▶ _Soal Latihan_
**A)** Terjemahkan kalimat "Asas kesadaran hukum merupakan bagian dari pertimbangan hukum." dari potongan teks tentang pemecatan NAKES ke dalam bahasa Inggris.
**B)** Kembalikan secara persis bagian potongan teks yang dimulai pada kata-kata yang memuat "Dalam pemecatan NAKES" dan berakhir setelah "dari pertimbangan hukum.".
**C)** Ubah paragraf potongan teks yang diawali "Dalam pemecatan NAKES" menjadi daftar butir yang lebih ringkas tanpa menghilangkan fakta utamanya.

== Potongan Teks

Dalam pemecatan NAKES sebanyak 249 orang memuat unsur diskriminasi pemacatan. Untuk itu, mungkin pertimbangkan juga asas good governance yaitu sebuah asas yang menekankan prinsip terhadap proses penyelenggaraan negara dalam melaksanakan penyediaan public goods and services. Jika dilihat dari functional aspect, good governance dapat ditinjau dari apakah pemerintah telah berfungsi secara efektif dan efisien dalam upaya mencapai tujuan yang telah digariskan atau sebaliknya. Oleh karena itu, perlu terobosan pemerintah membuat kebijakan baru sepanjang tidak bertentangan dengan asas umum negara, yaitu asas lex specialis derogate legi generalis kebijakan ini juga bisa didasari oleh semangat demokrasi. Asas kesadaran hukum merupakan bagian dari pertimbangan hukum.

====
== Data yang Diberikan

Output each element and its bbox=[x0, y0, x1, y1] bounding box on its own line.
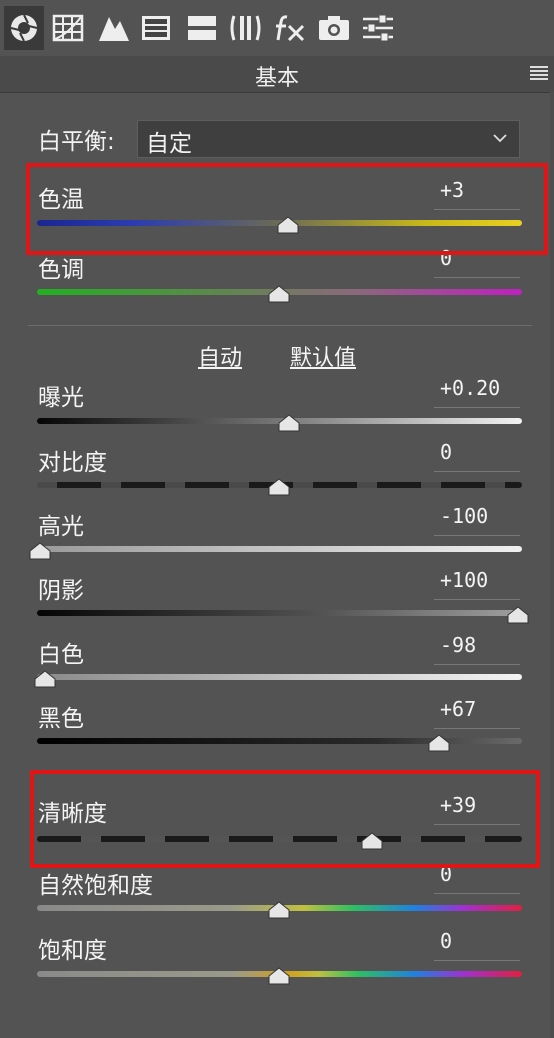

====

▶ _Penyelesaian_
**A)** The principle of legal awareness is part of legal consideration.

**B)**
Dalam pemecatan NAKES sebanyak 249 orang memuat unsur diskriminasi pemacatan. Untuk itu, mungkin pertimbangkan juga asas good governance yaitu sebuah asas yang menekankan prinsip terhadap proses penyelenggaraan negara dalam melaksanakan penyediaan public goods and services. Jika dilihat dari functional aspect, good governance dapat ditinjau dari apakah pemerintah telah berfungsi secara efektif dan efisien dalam upaya mencapai tujuan yang telah digariskan atau sebaliknya. Oleh karena itu, perlu terobosan pemerintah membuat kebijakan baru sepanjang tidak bertentangan dengan asas umum negara, yaitu asas lex specialis derogate legi generalis kebijakan ini juga bisa didasari oleh semangat demokrasi. Asas kesadaran hukum merupakan bagian dari pertimbangan hukum.

**C)**
- Pemecatan 249 NAKES memuat unsur diskriminasi.
- Asas good governance mungkin juga perlu dipertimbangkan. Asas ini menekankan prinsip proses penyelenggaraan negara dalam menyediakan public goods and services.
- Dari functional aspect, good governance ditinjau dari apakah pemerintah berfungsi efektif dan efisien dalam mencapai tujuan yang telah digariskan.
- Pemerintah perlu membuat terobosan berupa kebijakan baru, selama tidak bertentangan dengan asas umum negara, yaitu lex specialis derogate legi generalis. Kebijakan ini juga bisa didasari semangat demokrasi.
- Asas kesadaran hukum merupakan bagian dari pertimbangan hukum.